WHAT IS NEEDED: In the data that follows, count the lines in which the word "button" occurs, and report that figure alone.

RECORDS SHOWN:

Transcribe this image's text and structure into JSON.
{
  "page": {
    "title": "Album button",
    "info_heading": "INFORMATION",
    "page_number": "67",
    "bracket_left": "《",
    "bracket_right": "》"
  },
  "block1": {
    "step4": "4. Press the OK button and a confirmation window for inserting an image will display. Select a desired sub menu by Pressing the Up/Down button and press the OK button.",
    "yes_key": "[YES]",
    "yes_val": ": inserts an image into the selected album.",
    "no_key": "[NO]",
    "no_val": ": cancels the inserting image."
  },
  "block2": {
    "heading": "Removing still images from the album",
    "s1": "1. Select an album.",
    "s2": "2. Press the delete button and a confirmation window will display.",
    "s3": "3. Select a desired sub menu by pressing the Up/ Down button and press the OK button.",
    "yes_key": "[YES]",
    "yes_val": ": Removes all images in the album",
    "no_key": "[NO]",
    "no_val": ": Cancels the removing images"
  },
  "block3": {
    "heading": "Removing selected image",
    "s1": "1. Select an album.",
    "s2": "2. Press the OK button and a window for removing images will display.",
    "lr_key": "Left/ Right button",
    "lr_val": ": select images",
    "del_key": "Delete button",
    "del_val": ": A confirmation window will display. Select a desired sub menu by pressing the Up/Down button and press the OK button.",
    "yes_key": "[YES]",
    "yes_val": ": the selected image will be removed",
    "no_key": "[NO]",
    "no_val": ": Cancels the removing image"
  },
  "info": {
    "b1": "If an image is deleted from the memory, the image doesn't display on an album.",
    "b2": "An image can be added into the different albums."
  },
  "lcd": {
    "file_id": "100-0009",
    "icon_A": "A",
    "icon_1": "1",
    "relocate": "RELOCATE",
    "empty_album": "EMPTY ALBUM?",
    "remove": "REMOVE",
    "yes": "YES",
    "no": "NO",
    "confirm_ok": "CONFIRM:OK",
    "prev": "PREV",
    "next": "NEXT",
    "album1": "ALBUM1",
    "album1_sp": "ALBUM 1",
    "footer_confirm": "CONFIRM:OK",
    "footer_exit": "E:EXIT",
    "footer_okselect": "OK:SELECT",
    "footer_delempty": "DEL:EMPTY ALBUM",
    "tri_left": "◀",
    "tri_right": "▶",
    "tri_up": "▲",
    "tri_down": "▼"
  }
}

FULL ANSWER: 8